→ **EXERCISE PROMPT**:
Print the listing below in its entirety, character for character.

→ **INPUT MATERIAL**:

• • • • • • •

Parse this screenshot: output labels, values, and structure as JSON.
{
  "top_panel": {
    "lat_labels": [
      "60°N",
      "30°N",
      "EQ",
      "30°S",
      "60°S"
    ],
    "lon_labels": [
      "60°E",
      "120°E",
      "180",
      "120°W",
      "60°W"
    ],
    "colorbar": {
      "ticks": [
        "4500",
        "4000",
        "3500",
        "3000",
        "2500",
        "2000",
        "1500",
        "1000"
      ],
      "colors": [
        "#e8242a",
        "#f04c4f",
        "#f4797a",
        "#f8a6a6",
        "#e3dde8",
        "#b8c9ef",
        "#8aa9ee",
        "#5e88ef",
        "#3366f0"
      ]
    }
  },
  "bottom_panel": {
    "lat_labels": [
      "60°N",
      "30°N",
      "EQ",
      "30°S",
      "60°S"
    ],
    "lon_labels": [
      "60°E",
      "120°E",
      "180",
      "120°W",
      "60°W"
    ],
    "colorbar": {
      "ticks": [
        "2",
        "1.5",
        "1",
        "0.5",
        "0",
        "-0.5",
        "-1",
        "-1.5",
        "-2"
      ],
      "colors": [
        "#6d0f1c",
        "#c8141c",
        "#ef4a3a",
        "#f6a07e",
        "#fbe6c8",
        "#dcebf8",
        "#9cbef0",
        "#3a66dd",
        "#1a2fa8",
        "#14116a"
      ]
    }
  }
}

• • • • • • •

→ **EXERCISE RESPONSE**:
Parse this screenshot: output labels, values, and structure as JSON.
{
  "top_panel": {
    "lat_labels": [
      "60°N",
      "30°N",
      "EQ",
      "30°S",
      "60°S"
    ],
    "lon_labels": [
      "60°E",
      "120°E",
      "180",
      "120°W",
      "60°W"
    ],
    "colorbar": {
      "ticks": [
        "4500",
        "4000",
        "3500",
        "3000",
        "2500",
        "2000",
        "1500",
        "1000"
      ],
      "colors": [
        "#e8242a",
        "#f04c4f",
        "#f4797a",
        "#f8a6a6",
        "#e3dde8",
        "#b8c9ef",
        "#8aa9ee",
        "#5e88ef",
        "#3366f0"
      ]
    }
  },
  "bottom_panel": {
    "lat_labels": [
      "60°N",
      "30°N",
      "EQ",
      "30°S",
      "60°S"
    ],
    "lon_labels": [
      "60°E",
      "120°E",
      "180",
      "120°W",
      "60°W"
    ],
    "colorbar": {
      "ticks": [
        "2",
        "1.5",
        "1",
        "0.5",
        "0",
        "-0.5",
        "-1",
        "-1.5",
        "-2"
      ],
      "colors": [
        "#6d0f1c",
        "#c8141c",
        "#ef4a3a",
        "#f6a07e",
        "#fbe6c8",
        "#dcebf8",
        "#9cbef0",
        "#3a66dd",
        "#1a2fa8",
        "#14116a"
      ]
    }
  }
}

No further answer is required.